> [GOAL] Take every line from the listing below that contains "JSON".

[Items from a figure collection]
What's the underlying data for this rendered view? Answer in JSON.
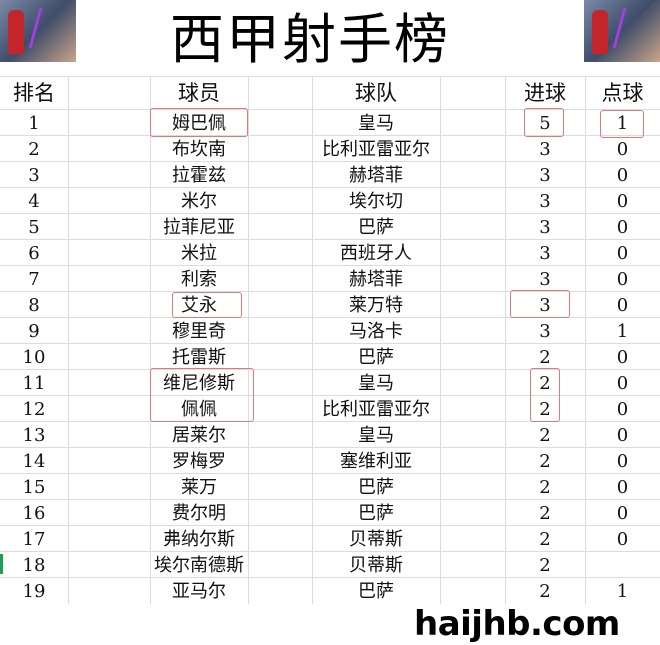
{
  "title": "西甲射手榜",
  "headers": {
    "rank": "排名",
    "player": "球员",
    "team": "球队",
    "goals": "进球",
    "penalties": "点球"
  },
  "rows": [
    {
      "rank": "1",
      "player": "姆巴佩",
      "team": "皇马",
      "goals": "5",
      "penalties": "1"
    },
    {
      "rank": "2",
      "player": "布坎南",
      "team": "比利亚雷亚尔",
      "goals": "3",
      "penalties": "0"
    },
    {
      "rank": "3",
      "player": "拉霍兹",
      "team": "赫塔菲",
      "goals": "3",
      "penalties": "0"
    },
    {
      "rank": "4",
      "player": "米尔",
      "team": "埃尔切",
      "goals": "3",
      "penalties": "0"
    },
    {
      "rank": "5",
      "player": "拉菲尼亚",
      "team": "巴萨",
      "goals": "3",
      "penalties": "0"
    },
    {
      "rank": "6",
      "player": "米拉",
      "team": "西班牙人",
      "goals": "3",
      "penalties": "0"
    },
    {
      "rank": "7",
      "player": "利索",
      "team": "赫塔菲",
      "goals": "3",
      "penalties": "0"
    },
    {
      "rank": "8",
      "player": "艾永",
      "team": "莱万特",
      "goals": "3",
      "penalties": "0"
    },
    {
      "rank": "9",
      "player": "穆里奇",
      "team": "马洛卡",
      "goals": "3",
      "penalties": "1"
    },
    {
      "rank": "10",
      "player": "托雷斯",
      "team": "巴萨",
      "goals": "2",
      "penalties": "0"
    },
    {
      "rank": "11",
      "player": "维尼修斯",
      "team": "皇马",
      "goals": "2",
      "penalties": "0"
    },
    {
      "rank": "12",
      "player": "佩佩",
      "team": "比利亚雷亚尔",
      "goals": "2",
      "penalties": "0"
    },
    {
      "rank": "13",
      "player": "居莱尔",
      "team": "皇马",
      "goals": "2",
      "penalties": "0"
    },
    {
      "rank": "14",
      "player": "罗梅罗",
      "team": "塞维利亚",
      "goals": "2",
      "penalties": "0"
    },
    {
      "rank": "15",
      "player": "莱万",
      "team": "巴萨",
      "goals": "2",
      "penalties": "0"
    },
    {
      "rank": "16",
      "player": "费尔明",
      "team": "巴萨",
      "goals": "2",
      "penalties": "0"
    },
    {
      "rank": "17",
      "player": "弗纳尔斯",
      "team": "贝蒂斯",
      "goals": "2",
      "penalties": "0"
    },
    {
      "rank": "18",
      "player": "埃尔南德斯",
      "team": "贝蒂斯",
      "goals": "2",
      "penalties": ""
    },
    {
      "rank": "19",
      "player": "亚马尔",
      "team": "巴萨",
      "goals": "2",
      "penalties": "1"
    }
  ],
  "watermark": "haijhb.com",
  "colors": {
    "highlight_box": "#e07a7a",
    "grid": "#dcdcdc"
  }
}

...

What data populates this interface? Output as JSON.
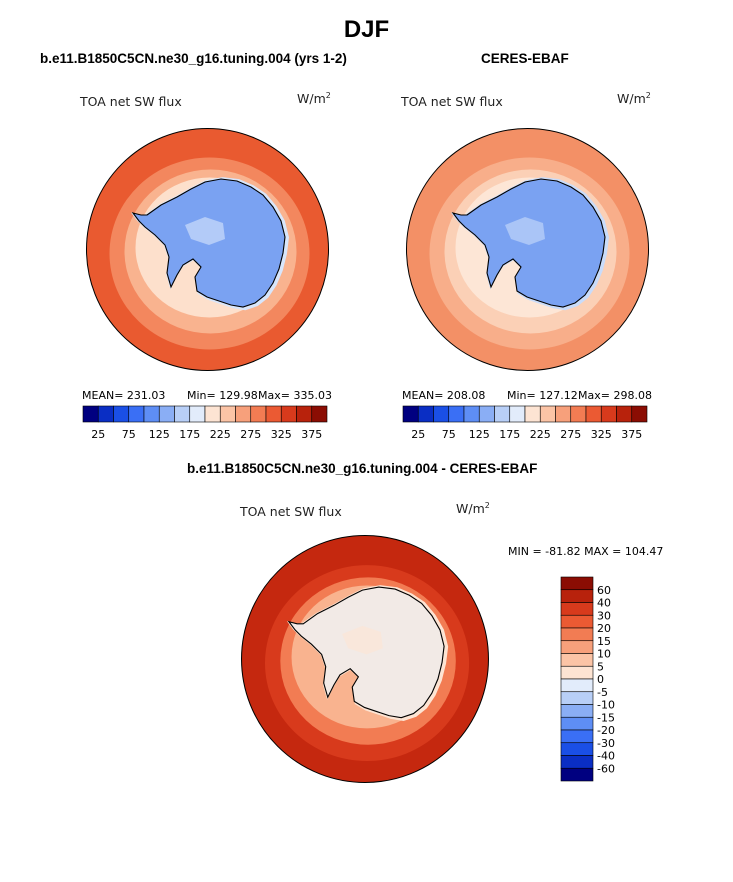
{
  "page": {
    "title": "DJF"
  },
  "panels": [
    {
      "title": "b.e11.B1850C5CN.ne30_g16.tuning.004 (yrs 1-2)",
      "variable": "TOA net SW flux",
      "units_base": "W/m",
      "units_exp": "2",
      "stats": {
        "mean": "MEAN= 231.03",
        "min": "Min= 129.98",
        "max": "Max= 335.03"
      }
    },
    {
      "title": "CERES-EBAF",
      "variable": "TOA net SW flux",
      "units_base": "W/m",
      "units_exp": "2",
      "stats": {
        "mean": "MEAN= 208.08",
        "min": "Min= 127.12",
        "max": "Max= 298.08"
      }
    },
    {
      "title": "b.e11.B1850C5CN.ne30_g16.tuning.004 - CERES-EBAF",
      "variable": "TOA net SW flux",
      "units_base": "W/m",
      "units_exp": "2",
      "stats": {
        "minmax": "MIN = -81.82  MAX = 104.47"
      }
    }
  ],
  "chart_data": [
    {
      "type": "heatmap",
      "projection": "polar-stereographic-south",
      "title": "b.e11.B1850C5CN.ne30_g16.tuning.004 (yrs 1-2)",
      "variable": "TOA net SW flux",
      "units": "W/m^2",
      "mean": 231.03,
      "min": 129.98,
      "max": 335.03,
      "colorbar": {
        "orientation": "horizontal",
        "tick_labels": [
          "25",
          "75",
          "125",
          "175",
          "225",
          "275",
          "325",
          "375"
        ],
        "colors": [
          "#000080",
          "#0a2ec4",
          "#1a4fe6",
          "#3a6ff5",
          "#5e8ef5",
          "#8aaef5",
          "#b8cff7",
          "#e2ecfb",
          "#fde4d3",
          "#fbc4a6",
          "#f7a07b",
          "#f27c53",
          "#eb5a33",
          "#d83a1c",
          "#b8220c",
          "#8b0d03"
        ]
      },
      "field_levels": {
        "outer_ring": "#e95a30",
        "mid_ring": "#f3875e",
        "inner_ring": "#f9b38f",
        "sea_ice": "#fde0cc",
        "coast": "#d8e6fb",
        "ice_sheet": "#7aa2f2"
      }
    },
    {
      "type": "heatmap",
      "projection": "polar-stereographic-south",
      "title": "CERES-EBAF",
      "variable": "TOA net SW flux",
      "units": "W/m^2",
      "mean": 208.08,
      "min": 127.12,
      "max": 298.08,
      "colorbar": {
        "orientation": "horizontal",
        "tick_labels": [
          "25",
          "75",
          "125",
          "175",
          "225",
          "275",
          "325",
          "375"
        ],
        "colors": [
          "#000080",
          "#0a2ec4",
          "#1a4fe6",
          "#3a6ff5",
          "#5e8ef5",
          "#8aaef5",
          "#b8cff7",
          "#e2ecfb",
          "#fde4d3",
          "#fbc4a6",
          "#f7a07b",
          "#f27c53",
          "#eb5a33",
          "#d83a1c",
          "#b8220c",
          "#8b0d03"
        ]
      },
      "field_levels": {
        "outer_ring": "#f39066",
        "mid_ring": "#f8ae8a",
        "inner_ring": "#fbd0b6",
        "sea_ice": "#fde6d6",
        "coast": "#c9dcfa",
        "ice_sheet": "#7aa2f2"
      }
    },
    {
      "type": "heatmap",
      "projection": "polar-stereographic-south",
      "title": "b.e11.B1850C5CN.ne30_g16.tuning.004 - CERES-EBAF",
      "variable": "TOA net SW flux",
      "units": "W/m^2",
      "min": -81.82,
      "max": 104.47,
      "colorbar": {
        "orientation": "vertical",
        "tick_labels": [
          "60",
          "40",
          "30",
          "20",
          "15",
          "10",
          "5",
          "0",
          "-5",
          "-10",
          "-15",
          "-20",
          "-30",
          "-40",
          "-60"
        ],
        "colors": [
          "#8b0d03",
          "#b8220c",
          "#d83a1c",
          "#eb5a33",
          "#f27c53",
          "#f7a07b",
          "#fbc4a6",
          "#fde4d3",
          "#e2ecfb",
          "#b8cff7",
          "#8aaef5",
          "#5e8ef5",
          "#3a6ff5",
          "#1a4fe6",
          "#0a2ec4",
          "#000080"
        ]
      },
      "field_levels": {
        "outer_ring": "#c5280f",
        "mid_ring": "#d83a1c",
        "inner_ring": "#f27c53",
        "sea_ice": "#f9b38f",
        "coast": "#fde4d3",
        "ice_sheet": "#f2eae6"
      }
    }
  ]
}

> [ANSWER TO THE PROBLEM]
What's the underlying data for this rendered view? Answer in JSON.
What data populates this interface? Output as JSON.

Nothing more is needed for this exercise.